▶ [Texto extraído]
Santiago, 10 de março de 2016

Hoje à noite, às 21h45, o Atlético Mineiro fará o seu jogo teoricamente mais difícil pelo grupo 5 da primeira fase da Copa Libertadores. A peleja será contra a agremiação de maior tradição do futebol chileno, o Colo Colo, dono do estádio Monumental, mesmo local onde o clube mineiro foi derrotado por 2 a 0 na estreia dessa competição no ano passado. Entretanto, desta vez, o jogo promete ser bem melhor para os mineiros, pois apesar da equipe atleticana ter mantido a base do plantel, os escalados de logo mais que se diferenciam daquela partida conferem, de modo geral, qualidade bastante superior: Rocha, Erazo e Douglas Santos; Cazares; Pratto e Robinho ocuparão os respectivos lugares de Patric, Jemerson e Pedro Botelho; Dátolo; Jô e Maicosuel. Sem dúvida, apenas o zagueiro equatoriano tem menos qualidade técnica que o nosso “Blackenbauer” – assim foi carinhosamente recebido pelos adeptos do Monaco –, porém, pelo menos ainda, não houve muito comprometimento no padrão de jogo da equipe.

▶ [O que fazer]
A - No texto sobre o Atlético Mineiro, por qual placar o clube foi derrotado no estádio Monumental na estreia da competição no ano passado?
B - Retome o texto sobre o Atlético Mineiro a partir do ponto em que ele para.
As linhas que vêm depois deste texto não são necessárias.

▶ [Dados registrados]

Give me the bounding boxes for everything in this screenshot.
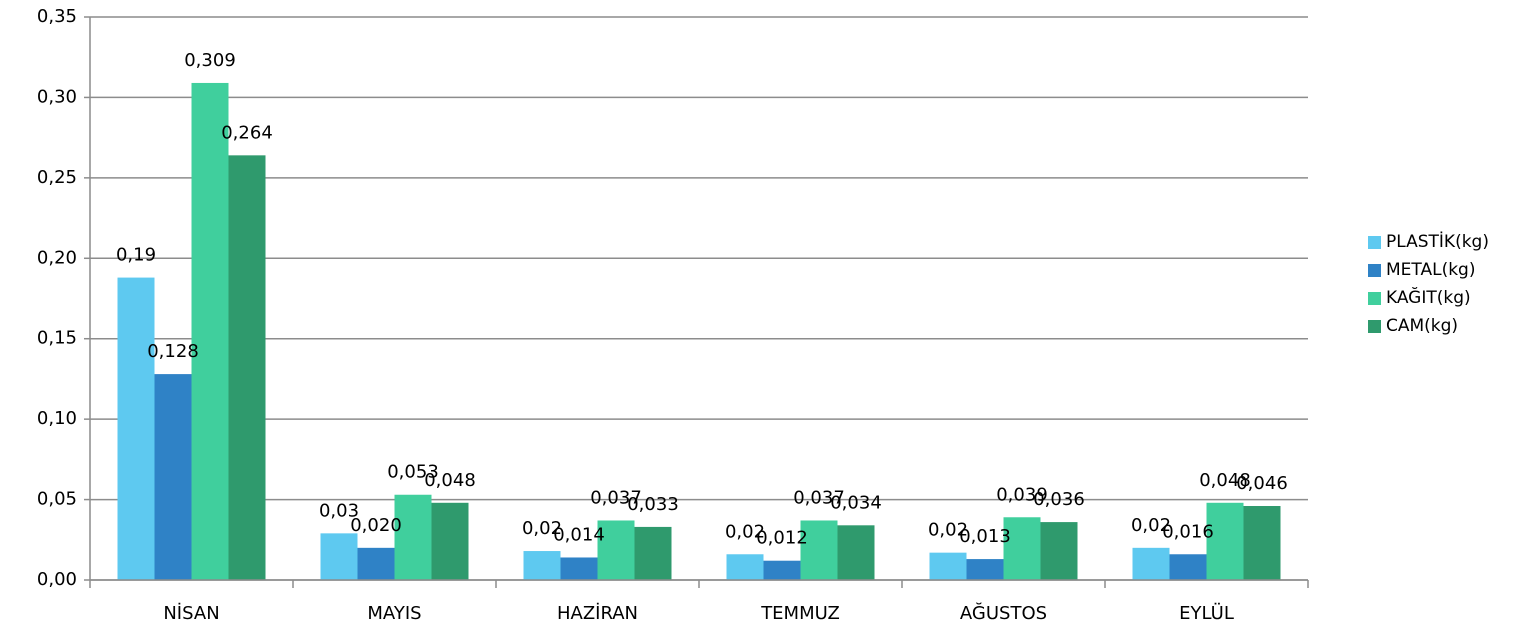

▶ [Respostas por tarefa]
A - Por 2 a 0.

B -
Embora o Colo Colo tenha enfiado sonoros três gols na Universidad Catolica no último domingo – sem levar nenhum –, situação que lhe conferiu a liderança do Clausura, a imprensa chilena vem tratando a equipe mineira como a grande favorita para liderar o grupo, uma vez que, no ano passado, os colocolinos chegaram com ótimas chances de classificação na última rodada do grupo 1 da Libertadores, podendo perder a partida por um gol de diferença, resultado que se manteve até os oitenta minutos. Todavia, eles foram eliminados pelos atleticanos através de um golaço de fora da área de Rafael Carioca, um gol que lembrou, guardadas as devidas proporções, aquele do Éder contra a Rússia na copa de 1982.

Consequentemente, a partida de logo mais tem um clima de revanche; e é dessa maneira que se vai construindo as tradicionais rivalidades futebolísticas sul-americanas, a exemplo do que já vem se consolidando, desde os anos 1990, entre los Mineros e os clubes Olimpia, do Paraguai, e o Lanús, da Argentina.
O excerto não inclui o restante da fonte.